▶ **Text shown**:
Local Nature Reserves (LNRs) are designated by local authorities under the National Parks and Access to the Countryside Act 1949. The local authority must have a legal control over the site, by owning or leasing it or having an agreement with the owner. LNRs are sites which have a special local interest either biologically or geologically, and local authorities have a duty to care for them. They can apply local byelaws to manage and protect LNRs.

East Sussex is a county in South East England. It is bordered by Kent to the north-east, West Sussex to the west, Surrey to the north and the English Channel to the south. It has an area of 1725 km2 and a population as of 2018 of 552,000.

As of July 2019, there are 26 LNRs in East Sussex. Ten sites are Sites of Special Scientific Interest, three are Special Protection Areas, three are Special Areas of Conservation, one is a Ramsar site, two are Scheduled Monuments, two are Geological Conservation Review sites, one is a Nature Conservation Review site and six are managed by the Sussex Wildlife Trust.

▶ **Exercises**:
• A. According to the Local Nature Reserves text, how many LNRs in East Sussex are Sites of Special Scientific Interest?
• B. Please duplicate, word for word, the part of the Local Nature Reserves text that opens with the words containing "Local Nature Reserves" and closes with "2018 of 552,000.".

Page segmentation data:
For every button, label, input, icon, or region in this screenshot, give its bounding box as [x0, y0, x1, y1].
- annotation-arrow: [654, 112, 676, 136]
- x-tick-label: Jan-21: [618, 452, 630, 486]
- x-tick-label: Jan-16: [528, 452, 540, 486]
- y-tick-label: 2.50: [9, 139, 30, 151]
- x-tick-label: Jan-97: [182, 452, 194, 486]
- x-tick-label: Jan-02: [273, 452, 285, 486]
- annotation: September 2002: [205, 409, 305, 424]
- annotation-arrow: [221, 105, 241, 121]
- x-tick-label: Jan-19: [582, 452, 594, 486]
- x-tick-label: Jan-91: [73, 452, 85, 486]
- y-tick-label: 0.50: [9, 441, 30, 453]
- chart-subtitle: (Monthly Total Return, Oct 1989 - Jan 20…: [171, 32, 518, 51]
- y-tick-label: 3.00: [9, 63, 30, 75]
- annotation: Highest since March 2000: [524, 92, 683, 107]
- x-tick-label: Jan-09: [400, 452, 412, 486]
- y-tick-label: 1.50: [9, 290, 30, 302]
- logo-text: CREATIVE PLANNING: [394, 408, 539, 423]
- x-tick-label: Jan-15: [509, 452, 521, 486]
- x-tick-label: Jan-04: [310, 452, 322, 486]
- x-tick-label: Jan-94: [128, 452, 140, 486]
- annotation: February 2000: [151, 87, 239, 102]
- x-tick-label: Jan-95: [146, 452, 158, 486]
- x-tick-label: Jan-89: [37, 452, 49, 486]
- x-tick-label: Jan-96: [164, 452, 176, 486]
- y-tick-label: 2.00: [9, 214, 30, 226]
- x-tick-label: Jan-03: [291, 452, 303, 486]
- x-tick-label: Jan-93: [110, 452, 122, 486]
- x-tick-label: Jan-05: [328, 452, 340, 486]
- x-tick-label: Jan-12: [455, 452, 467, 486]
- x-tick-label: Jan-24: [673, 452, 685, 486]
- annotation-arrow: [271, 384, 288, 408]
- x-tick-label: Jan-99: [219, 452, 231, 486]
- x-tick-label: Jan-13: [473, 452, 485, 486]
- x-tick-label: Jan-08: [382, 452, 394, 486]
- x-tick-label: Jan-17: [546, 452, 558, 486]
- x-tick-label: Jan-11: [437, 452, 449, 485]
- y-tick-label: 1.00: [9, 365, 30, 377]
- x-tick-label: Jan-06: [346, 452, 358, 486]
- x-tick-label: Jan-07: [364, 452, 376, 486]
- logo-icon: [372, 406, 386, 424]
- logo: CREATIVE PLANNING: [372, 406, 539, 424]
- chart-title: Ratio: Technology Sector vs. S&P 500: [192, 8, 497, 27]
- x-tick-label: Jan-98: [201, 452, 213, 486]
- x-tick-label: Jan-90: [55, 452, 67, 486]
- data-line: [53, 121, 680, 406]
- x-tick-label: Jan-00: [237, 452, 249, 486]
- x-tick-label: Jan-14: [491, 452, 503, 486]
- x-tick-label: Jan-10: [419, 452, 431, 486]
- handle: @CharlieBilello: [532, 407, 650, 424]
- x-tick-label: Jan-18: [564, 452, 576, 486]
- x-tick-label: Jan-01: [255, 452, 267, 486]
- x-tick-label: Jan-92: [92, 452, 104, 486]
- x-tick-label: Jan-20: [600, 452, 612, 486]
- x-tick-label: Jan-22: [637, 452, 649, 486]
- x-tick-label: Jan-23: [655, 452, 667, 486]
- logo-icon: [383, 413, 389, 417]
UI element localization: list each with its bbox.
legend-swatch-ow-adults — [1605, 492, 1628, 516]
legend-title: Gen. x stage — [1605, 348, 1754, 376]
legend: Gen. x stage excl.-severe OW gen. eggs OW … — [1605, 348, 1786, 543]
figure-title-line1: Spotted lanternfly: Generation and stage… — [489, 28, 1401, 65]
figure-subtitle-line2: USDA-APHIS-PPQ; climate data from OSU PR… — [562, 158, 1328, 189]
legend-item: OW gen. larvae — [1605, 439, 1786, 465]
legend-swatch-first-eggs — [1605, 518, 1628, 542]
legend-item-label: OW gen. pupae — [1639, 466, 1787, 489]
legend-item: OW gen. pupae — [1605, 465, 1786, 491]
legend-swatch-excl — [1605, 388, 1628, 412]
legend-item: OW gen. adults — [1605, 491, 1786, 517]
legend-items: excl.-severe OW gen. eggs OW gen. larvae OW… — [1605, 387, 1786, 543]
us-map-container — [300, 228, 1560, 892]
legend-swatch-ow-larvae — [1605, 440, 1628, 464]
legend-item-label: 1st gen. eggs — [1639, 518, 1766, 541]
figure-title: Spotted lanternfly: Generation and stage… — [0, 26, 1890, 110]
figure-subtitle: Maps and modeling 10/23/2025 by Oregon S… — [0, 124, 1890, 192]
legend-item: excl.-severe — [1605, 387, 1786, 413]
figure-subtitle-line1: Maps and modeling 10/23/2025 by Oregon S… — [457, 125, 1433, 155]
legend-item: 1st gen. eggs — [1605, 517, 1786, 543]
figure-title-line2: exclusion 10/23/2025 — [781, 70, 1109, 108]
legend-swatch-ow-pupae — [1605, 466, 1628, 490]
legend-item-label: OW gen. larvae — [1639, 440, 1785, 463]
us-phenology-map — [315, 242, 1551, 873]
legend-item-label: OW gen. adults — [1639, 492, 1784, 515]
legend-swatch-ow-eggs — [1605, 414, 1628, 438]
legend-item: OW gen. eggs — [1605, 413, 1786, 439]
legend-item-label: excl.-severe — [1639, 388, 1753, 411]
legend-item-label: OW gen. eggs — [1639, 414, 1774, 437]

▶ **Answers to the exercises**:
• A. Ten.

• B.
Local Nature Reserves (LNRs) are designated by local authorities under the National Parks and Access to the Countryside Act 1949. The local authority must have a legal control over the site, by owning or leasing it or having an agreement with the owner. LNRs are sites which have a special local interest either biologically or geologically, and local authorities have a duty to care for them. They can apply local byelaws to manage and protect LNRs.

East Sussex is a county in South East England. It is bordered by Kent to the north-east, West Sussex to the west, Surrey to the north and the English Channel to the south. It has an area of 1725 km2 and a population as of 2018 of 552,000.